Data records
........

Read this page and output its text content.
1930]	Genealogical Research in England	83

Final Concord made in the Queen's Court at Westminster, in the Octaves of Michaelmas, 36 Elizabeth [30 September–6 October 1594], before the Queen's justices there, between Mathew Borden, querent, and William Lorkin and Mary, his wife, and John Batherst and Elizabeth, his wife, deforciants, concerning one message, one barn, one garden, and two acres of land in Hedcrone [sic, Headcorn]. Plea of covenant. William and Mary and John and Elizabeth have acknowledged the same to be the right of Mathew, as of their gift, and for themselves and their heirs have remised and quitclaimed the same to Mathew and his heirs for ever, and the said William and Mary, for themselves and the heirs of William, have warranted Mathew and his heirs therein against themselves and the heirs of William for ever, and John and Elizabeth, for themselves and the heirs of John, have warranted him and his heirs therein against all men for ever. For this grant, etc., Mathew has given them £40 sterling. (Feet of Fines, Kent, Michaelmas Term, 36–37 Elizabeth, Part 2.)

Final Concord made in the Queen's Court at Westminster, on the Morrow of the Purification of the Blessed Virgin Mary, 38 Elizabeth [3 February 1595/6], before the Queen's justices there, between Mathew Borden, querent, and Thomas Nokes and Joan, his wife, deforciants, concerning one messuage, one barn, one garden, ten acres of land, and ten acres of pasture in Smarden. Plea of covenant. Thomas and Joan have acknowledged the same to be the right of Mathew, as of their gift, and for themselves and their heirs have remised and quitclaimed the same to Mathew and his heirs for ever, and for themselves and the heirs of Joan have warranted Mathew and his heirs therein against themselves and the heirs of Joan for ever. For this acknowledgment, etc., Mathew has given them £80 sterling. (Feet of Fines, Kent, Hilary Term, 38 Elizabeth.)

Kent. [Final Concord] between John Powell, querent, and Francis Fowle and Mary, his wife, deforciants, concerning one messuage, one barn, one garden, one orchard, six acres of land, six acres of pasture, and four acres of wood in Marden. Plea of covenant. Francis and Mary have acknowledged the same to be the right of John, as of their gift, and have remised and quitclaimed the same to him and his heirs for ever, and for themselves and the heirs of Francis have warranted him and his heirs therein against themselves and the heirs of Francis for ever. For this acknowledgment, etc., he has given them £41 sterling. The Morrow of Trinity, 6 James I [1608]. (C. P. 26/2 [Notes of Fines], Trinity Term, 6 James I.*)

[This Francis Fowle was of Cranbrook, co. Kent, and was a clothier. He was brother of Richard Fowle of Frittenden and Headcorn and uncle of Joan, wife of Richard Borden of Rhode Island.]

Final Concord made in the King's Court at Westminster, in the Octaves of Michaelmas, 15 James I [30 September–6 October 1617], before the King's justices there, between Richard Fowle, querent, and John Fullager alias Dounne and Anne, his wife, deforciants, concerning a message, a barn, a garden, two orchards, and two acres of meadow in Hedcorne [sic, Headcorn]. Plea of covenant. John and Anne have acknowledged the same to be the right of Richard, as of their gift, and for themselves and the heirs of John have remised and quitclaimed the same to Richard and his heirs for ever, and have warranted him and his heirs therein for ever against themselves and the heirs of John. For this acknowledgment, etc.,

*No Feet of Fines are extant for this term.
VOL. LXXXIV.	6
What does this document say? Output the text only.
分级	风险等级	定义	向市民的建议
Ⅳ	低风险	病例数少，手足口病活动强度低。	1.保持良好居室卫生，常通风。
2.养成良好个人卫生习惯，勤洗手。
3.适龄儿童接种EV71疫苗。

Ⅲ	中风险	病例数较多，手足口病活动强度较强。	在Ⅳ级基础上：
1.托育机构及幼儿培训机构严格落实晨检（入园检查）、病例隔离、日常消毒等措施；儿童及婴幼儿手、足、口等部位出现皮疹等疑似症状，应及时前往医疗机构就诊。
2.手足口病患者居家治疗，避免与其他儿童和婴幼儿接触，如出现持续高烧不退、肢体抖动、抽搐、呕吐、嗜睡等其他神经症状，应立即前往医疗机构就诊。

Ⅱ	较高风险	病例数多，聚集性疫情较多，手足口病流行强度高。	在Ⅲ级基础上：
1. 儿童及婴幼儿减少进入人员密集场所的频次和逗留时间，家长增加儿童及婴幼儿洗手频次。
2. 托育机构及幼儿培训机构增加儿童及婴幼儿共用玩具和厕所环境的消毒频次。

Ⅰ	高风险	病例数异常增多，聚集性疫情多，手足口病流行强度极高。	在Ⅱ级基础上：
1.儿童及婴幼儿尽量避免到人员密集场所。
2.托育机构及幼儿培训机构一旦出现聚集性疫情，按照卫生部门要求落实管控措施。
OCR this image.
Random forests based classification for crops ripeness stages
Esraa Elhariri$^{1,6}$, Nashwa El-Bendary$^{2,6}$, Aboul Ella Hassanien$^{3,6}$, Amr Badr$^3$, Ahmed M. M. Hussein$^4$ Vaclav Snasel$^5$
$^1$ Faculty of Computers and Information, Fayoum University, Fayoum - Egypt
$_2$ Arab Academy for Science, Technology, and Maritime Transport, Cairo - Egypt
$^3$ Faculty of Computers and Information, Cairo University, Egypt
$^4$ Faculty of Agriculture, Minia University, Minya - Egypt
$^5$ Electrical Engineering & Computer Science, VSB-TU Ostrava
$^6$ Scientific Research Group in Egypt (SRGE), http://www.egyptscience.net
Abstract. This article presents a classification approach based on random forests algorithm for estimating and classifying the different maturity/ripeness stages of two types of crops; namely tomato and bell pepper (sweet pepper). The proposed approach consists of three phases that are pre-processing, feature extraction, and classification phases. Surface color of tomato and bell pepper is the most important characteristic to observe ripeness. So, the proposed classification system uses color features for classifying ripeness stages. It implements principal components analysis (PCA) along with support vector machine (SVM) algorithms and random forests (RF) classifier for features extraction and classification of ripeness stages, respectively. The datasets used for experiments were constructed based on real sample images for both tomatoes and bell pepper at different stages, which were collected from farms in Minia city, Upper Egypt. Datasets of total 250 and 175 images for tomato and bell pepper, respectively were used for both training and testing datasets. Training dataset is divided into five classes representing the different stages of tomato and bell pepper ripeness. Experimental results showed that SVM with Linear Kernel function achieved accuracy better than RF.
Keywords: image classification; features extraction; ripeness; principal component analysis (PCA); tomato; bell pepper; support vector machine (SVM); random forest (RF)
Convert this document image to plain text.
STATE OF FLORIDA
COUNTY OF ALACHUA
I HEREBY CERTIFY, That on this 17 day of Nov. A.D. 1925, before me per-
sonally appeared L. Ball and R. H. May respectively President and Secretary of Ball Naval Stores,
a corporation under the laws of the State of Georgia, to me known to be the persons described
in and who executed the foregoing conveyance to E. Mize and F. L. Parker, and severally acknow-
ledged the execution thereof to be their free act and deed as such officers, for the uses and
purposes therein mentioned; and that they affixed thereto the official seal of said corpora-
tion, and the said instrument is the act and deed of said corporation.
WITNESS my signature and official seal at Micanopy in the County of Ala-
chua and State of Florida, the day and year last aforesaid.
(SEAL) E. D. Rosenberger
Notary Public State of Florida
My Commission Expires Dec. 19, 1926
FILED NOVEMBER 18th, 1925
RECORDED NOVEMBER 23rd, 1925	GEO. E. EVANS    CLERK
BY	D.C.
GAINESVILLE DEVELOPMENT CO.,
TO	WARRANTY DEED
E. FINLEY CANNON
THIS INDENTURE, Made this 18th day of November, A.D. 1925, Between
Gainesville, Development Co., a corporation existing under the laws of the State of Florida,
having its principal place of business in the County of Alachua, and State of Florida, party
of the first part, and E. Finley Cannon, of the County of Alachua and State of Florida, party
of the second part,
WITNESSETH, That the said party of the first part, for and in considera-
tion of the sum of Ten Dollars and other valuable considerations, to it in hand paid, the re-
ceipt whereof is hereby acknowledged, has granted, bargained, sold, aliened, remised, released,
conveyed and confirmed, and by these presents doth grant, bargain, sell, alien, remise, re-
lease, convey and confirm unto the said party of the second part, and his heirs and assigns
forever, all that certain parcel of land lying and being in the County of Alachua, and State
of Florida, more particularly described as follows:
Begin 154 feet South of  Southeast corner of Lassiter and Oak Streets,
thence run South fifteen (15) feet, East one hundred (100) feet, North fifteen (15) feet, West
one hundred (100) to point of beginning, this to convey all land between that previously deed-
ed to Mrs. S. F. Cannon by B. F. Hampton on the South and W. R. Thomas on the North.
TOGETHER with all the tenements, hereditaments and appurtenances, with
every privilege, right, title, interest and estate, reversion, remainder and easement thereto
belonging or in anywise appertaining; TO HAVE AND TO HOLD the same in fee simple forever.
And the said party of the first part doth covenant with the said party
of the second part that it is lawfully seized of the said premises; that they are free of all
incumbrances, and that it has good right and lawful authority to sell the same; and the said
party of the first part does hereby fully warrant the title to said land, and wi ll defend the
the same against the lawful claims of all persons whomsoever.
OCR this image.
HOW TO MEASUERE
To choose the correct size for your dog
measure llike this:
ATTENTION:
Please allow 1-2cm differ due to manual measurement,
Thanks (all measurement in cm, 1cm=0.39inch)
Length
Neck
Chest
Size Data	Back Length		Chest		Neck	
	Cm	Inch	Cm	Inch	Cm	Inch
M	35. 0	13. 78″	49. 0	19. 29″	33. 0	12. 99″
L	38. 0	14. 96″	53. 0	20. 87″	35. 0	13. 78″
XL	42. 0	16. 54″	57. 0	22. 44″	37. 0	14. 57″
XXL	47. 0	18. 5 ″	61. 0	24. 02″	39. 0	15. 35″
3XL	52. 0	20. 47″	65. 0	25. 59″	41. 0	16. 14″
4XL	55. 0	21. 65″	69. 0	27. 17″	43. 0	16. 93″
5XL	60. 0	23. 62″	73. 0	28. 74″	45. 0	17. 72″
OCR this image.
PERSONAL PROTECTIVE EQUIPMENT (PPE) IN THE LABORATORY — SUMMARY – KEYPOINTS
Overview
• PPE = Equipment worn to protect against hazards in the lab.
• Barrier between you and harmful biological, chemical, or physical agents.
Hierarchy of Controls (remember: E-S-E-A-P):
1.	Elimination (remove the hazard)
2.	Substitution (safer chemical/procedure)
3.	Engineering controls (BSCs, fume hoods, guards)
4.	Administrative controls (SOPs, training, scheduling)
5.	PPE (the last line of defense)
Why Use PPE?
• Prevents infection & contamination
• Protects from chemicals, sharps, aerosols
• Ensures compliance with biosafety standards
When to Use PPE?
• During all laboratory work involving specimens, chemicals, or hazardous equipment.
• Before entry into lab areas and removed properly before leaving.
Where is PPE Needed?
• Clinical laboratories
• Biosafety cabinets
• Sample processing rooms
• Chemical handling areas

........

- **WHAT IS NEEDED**:
Copy out every line of the data that includes the word "Information".

- **WRITTEN REPLY**:
$^1$ Faculty of Computers and Information, Fayoum University, Fayoum - Egypt
$^3$ Faculty of Computers and Information, Cairo University, Egypt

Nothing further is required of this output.